(Figure collection entries)
— begin —

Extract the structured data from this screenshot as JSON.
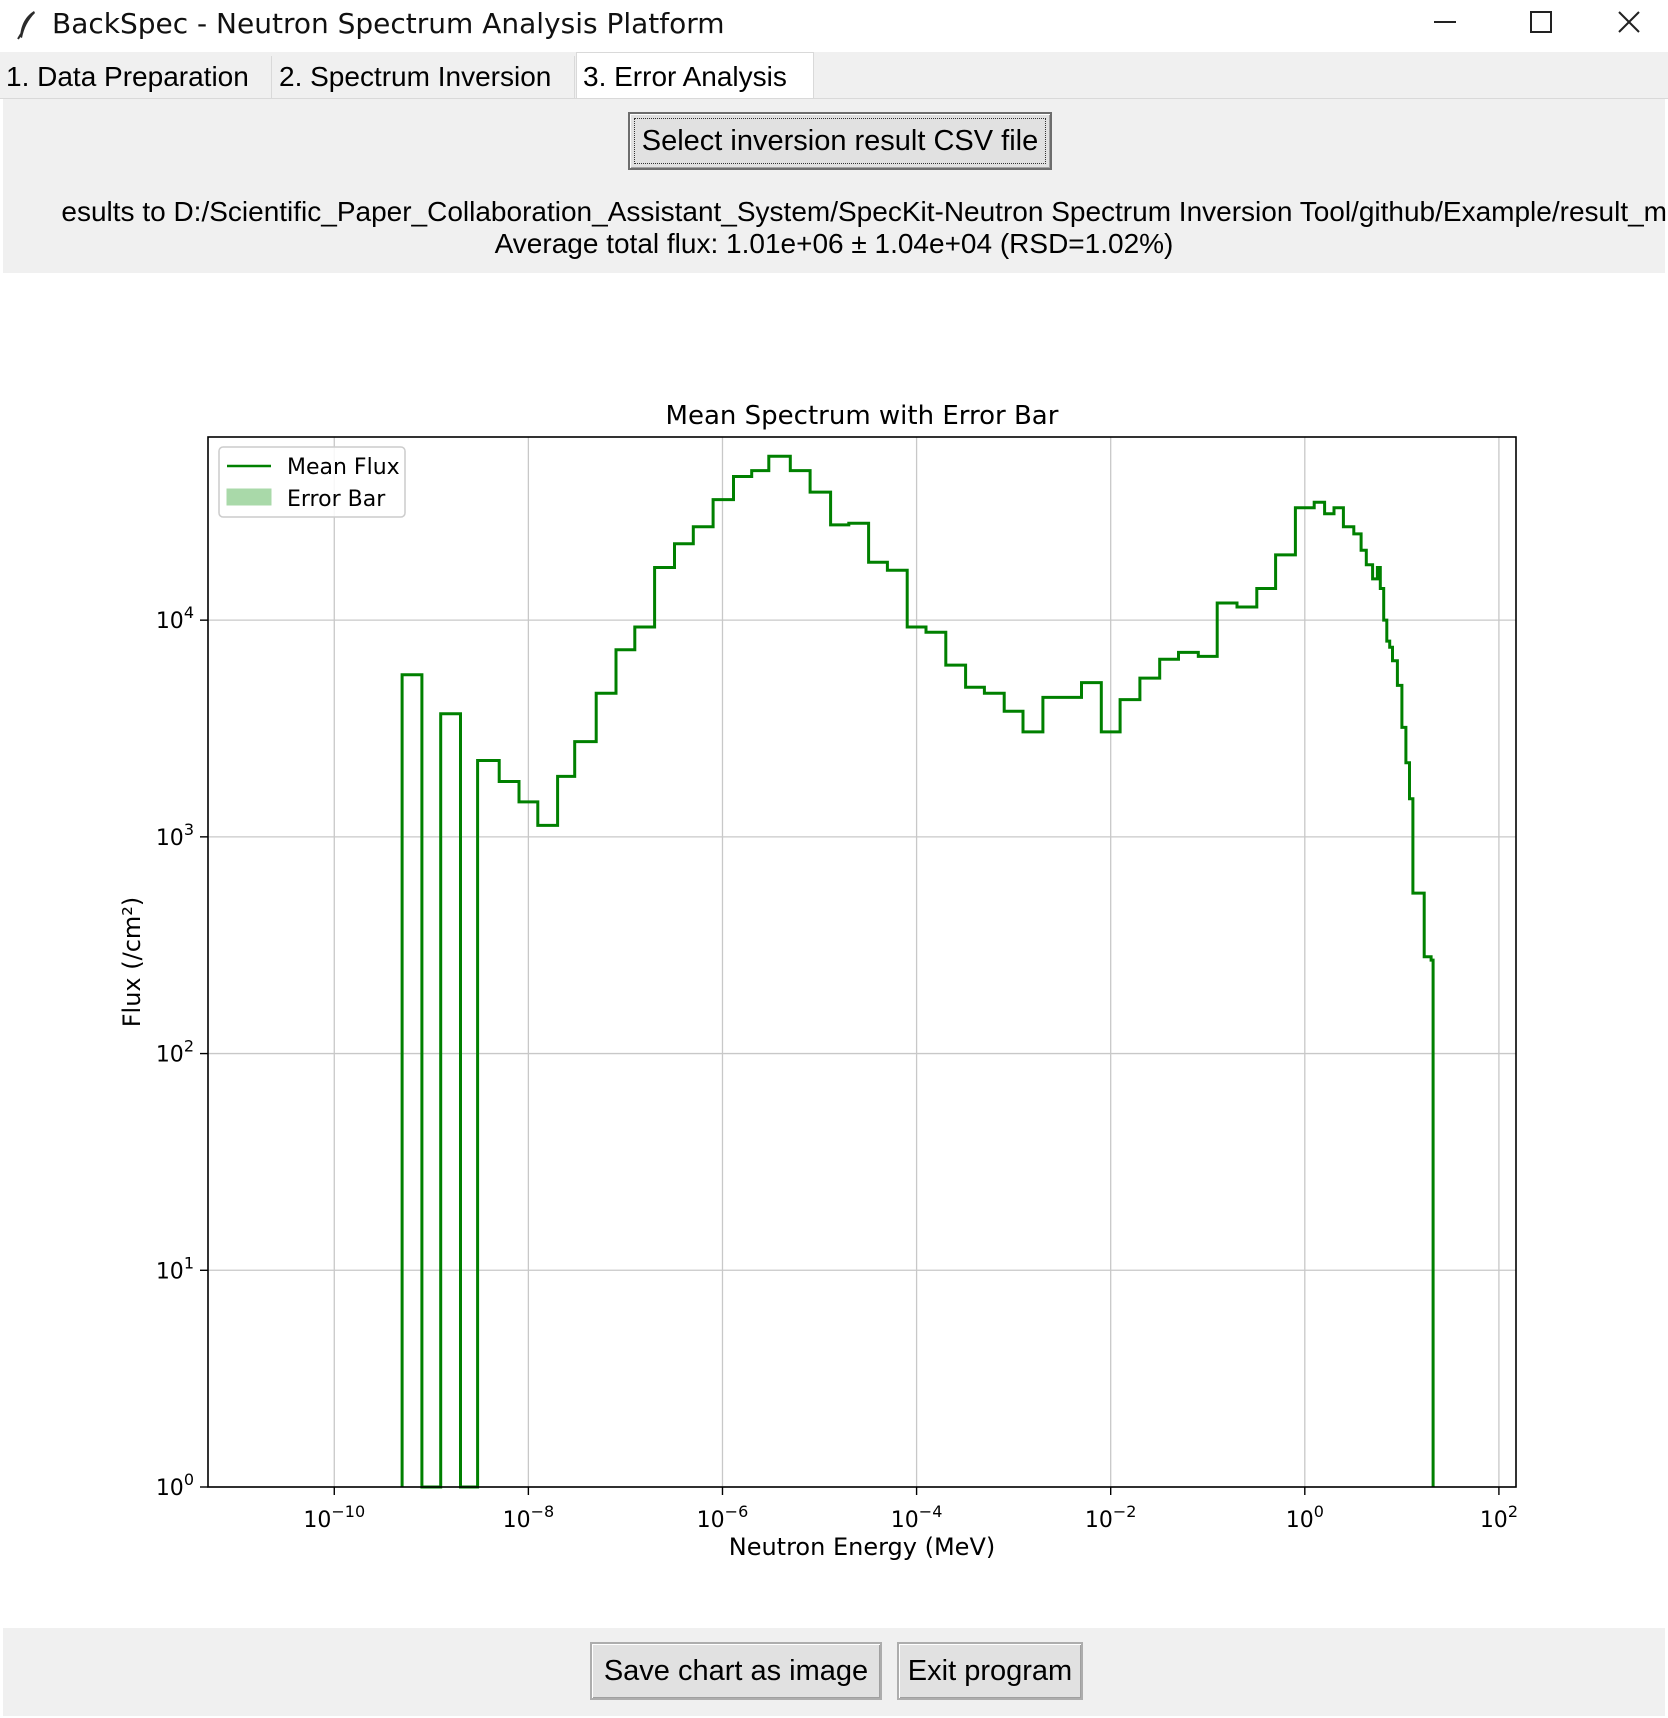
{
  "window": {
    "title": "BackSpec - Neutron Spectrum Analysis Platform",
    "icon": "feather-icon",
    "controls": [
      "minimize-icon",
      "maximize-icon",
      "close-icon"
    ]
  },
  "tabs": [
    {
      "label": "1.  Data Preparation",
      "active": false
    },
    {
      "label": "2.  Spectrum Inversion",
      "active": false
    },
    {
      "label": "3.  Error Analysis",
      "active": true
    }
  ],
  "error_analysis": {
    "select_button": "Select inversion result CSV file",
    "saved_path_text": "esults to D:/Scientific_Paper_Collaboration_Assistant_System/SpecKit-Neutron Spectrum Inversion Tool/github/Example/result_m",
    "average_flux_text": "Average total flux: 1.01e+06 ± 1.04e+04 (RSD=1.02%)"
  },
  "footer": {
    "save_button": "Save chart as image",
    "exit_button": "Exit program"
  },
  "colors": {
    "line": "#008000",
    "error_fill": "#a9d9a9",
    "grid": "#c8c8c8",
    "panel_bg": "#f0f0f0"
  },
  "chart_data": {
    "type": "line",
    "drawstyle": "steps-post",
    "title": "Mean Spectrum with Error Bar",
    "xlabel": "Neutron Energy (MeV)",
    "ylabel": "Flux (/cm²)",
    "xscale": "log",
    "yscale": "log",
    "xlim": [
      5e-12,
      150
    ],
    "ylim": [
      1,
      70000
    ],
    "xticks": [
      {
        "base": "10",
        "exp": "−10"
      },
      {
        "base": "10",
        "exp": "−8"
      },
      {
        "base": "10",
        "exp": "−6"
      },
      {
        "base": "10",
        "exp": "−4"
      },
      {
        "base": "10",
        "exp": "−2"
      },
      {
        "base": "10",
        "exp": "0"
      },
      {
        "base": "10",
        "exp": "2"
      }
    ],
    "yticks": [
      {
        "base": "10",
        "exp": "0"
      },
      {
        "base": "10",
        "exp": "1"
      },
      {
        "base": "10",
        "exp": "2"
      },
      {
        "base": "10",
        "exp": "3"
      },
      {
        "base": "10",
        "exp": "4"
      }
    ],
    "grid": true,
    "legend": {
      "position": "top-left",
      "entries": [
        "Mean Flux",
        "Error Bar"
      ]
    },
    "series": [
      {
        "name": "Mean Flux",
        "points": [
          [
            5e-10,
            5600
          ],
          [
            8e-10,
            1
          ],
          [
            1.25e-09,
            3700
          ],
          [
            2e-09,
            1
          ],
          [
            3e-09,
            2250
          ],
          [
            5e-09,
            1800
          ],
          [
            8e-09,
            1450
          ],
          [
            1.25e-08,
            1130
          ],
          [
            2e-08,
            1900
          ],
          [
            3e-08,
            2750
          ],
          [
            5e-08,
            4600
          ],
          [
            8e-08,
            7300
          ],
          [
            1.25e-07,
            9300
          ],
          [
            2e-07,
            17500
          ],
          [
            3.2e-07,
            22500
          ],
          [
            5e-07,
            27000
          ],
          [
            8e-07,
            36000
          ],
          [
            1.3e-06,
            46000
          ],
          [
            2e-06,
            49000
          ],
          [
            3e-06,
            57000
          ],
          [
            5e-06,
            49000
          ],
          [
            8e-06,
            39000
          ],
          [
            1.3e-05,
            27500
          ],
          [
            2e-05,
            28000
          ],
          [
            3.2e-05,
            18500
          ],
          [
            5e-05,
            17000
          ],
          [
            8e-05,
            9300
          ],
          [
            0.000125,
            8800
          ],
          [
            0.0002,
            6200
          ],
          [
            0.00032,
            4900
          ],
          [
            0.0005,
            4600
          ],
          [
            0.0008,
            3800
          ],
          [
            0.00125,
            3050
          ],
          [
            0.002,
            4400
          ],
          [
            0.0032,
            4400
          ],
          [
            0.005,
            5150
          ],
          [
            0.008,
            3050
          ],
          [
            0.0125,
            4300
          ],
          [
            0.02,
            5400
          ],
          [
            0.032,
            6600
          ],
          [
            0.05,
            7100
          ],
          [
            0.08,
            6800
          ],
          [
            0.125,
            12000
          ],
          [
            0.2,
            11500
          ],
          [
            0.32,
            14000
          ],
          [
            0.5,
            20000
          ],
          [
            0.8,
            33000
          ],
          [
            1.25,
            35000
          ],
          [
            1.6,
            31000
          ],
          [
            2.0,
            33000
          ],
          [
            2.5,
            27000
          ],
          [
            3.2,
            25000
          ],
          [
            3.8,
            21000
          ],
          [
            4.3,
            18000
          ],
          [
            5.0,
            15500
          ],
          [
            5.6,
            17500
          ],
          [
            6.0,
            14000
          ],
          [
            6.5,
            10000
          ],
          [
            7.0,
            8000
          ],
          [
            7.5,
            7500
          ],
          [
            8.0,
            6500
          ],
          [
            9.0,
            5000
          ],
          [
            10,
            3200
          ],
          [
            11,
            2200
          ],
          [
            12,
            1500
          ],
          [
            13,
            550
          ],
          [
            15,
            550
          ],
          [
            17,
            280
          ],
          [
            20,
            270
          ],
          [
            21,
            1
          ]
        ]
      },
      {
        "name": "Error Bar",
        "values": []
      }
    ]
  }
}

— end —

Task description:
Quote the records above exactly, leaving out any pictures.

Exercise result:
Extract the structured data from this screenshot as JSON.
{
  "window": {
    "title": "BackSpec - Neutron Spectrum Analysis Platform",
    "icon": "feather-icon",
    "controls": [
      "minimize-icon",
      "maximize-icon",
      "close-icon"
    ]
  },
  "tabs": [
    {
      "label": "1.  Data Preparation",
      "active": false
    },
    {
      "label": "2.  Spectrum Inversion",
      "active": false
    },
    {
      "label": "3.  Error Analysis",
      "active": true
    }
  ],
  "error_analysis": {
    "select_button": "Select inversion result CSV file",
    "saved_path_text": "esults to D:/Scientific_Paper_Collaboration_Assistant_System/SpecKit-Neutron Spectrum Inversion Tool/github/Example/result_m",
    "average_flux_text": "Average total flux: 1.01e+06 ± 1.04e+04 (RSD=1.02%)"
  },
  "footer": {
    "save_button": "Save chart as image",
    "exit_button": "Exit program"
  },
  "colors": {
    "line": "#008000",
    "error_fill": "#a9d9a9",
    "grid": "#c8c8c8",
    "panel_bg": "#f0f0f0"
  },
  "chart_data": {
    "type": "line",
    "drawstyle": "steps-post",
    "title": "Mean Spectrum with Error Bar",
    "xlabel": "Neutron Energy (MeV)",
    "ylabel": "Flux (/cm²)",
    "xscale": "log",
    "yscale": "log",
    "xlim": [
      5e-12,
      150
    ],
    "ylim": [
      1,
      70000
    ],
    "xticks": [
      {
        "base": "10",
        "exp": "−10"
      },
      {
        "base": "10",
        "exp": "−8"
      },
      {
        "base": "10",
        "exp": "−6"
      },
      {
        "base": "10",
        "exp": "−4"
      },
      {
        "base": "10",
        "exp": "−2"
      },
      {
        "base": "10",
        "exp": "0"
      },
      {
        "base": "10",
        "exp": "2"
      }
    ],
    "yticks": [
      {
        "base": "10",
        "exp": "0"
      },
      {
        "base": "10",
        "exp": "1"
      },
      {
        "base": "10",
        "exp": "2"
      },
      {
        "base": "10",
        "exp": "3"
      },
      {
        "base": "10",
        "exp": "4"
      }
    ],
    "grid": true,
    "legend": {
      "position": "top-left",
      "entries": [
        "Mean Flux",
        "Error Bar"
      ]
    },
    "series": [
      {
        "name": "Mean Flux",
        "points": [
          [
            5e-10,
            5600
          ],
          [
            8e-10,
            1
          ],
          [
            1.25e-09,
            3700
          ],
          [
            2e-09,
            1
          ],
          [
            3e-09,
            2250
          ],
          [
            5e-09,
            1800
          ],
          [
            8e-09,
            1450
          ],
          [
            1.25e-08,
            1130
          ],
          [
            2e-08,
            1900
          ],
          [
            3e-08,
            2750
          ],
          [
            5e-08,
            4600
          ],
          [
            8e-08,
            7300
          ],
          [
            1.25e-07,
            9300
          ],
          [
            2e-07,
            17500
          ],
          [
            3.2e-07,
            22500
          ],
          [
            5e-07,
            27000
          ],
          [
            8e-07,
            36000
          ],
          [
            1.3e-06,
            46000
          ],
          [
            2e-06,
            49000
          ],
          [
            3e-06,
            57000
          ],
          [
            5e-06,
            49000
          ],
          [
            8e-06,
            39000
          ],
          [
            1.3e-05,
            27500
          ],
          [
            2e-05,
            28000
          ],
          [
            3.2e-05,
            18500
          ],
          [
            5e-05,
            17000
          ],
          [
            8e-05,
            9300
          ],
          [
            0.000125,
            8800
          ],
          [
            0.0002,
            6200
          ],
          [
            0.00032,
            4900
          ],
          [
            0.0005,
            4600
          ],
          [
            0.0008,
            3800
          ],
          [
            0.00125,
            3050
          ],
          [
            0.002,
            4400
          ],
          [
            0.0032,
            4400
          ],
          [
            0.005,
            5150
          ],
          [
            0.008,
            3050
          ],
          [
            0.0125,
            4300
          ],
          [
            0.02,
            5400
          ],
          [
            0.032,
            6600
          ],
          [
            0.05,
            7100
          ],
          [
            0.08,
            6800
          ],
          [
            0.125,
            12000
          ],
          [
            0.2,
            11500
          ],
          [
            0.32,
            14000
          ],
          [
            0.5,
            20000
          ],
          [
            0.8,
            33000
          ],
          [
            1.25,
            35000
          ],
          [
            1.6,
            31000
          ],
          [
            2.0,
            33000
          ],
          [
            2.5,
            27000
          ],
          [
            3.2,
            25000
          ],
          [
            3.8,
            21000
          ],
          [
            4.3,
            18000
          ],
          [
            5.0,
            15500
          ],
          [
            5.6,
            17500
          ],
          [
            6.0,
            14000
          ],
          [
            6.5,
            10000
          ],
          [
            7.0,
            8000
          ],
          [
            7.5,
            7500
          ],
          [
            8.0,
            6500
          ],
          [
            9.0,
            5000
          ],
          [
            10,
            3200
          ],
          [
            11,
            2200
          ],
          [
            12,
            1500
          ],
          [
            13,
            550
          ],
          [
            15,
            550
          ],
          [
            17,
            280
          ],
          [
            20,
            270
          ],
          [
            21,
            1
          ]
        ]
      },
      {
        "name": "Error Bar",
        "values": []
      }
    ]
  }
}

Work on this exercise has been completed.